* _Directions_
Make an exact copy of all the entries below, with the pictures left out.

* _Exercise data_
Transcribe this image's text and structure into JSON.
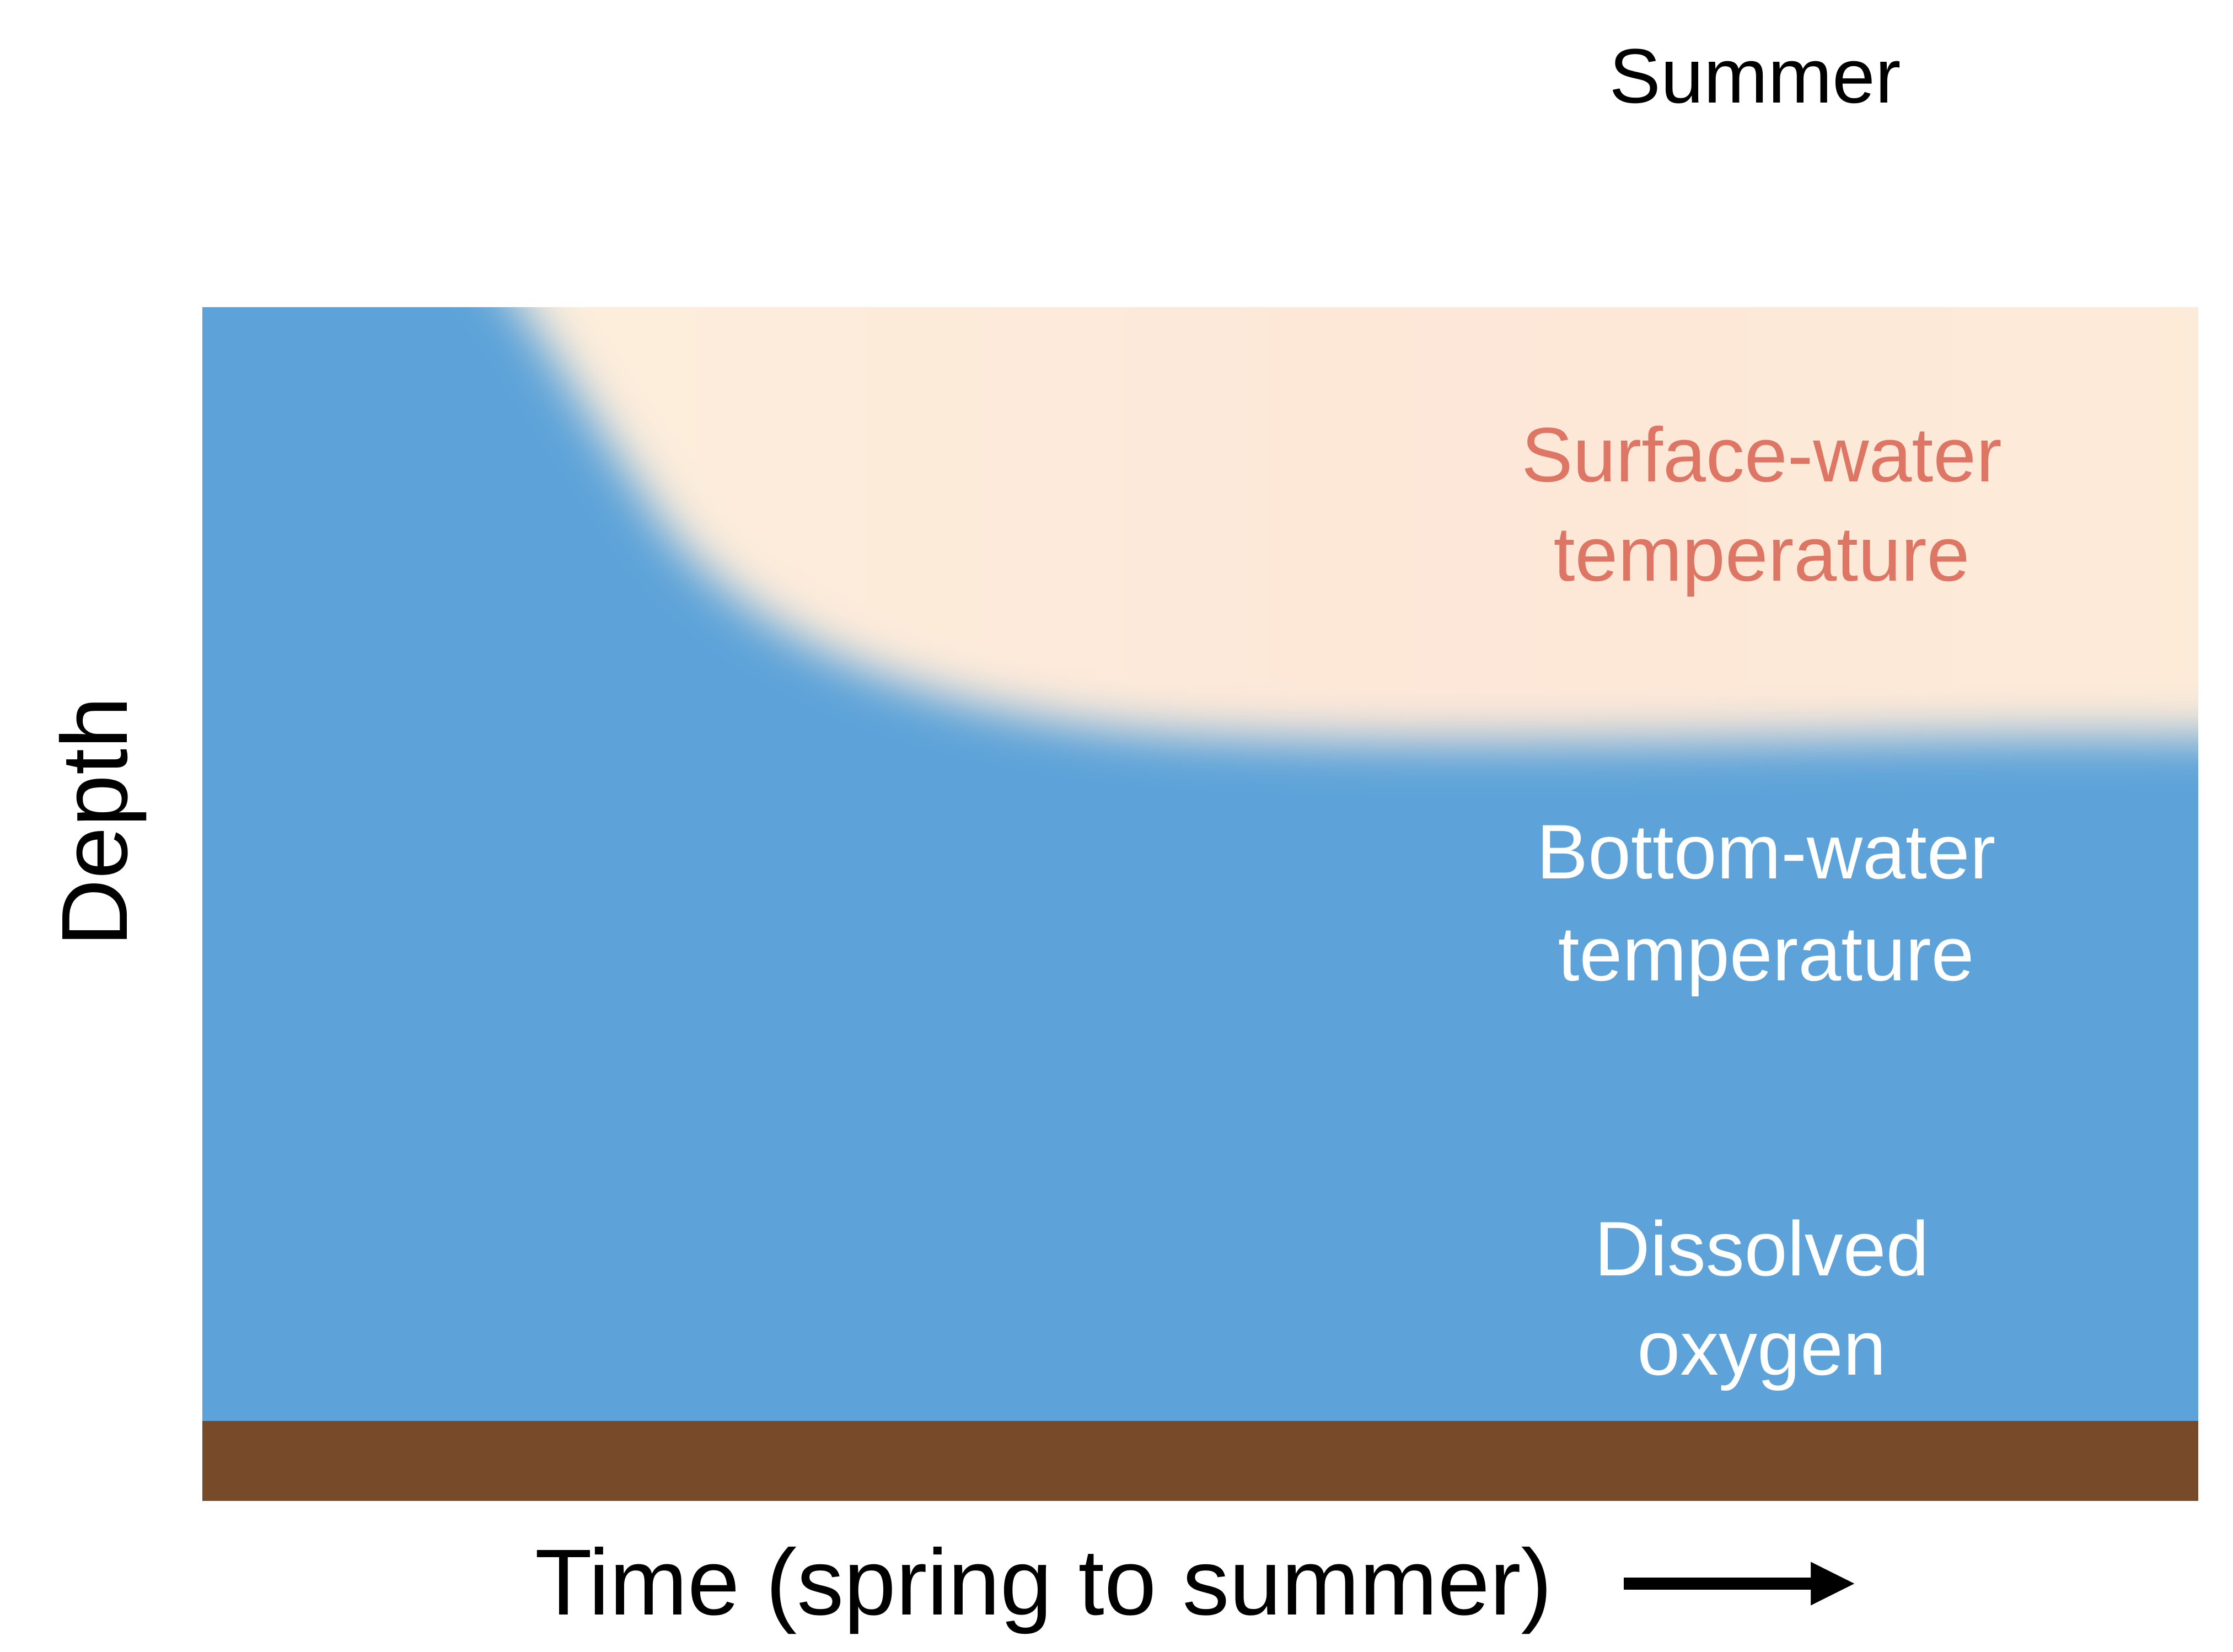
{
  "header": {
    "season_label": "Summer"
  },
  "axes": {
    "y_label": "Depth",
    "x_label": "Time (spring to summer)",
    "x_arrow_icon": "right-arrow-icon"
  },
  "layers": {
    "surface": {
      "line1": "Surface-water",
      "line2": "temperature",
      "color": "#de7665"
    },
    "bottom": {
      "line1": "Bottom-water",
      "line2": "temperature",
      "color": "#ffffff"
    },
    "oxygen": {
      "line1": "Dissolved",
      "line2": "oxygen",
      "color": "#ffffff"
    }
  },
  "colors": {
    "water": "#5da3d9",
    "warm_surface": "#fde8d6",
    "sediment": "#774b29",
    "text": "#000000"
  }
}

* _Response to the exercise_
Transcribe this image's text and structure into JSON.
{
  "header": {
    "season_label": "Summer"
  },
  "axes": {
    "y_label": "Depth",
    "x_label": "Time (spring to summer)",
    "x_arrow_icon": "right-arrow-icon"
  },
  "layers": {
    "surface": {
      "line1": "Surface-water",
      "line2": "temperature",
      "color": "#de7665"
    },
    "bottom": {
      "line1": "Bottom-water",
      "line2": "temperature",
      "color": "#ffffff"
    },
    "oxygen": {
      "line1": "Dissolved",
      "line2": "oxygen",
      "color": "#ffffff"
    }
  },
  "colors": {
    "water": "#5da3d9",
    "warm_surface": "#fde8d6",
    "sediment": "#774b29",
    "text": "#000000"
  }
}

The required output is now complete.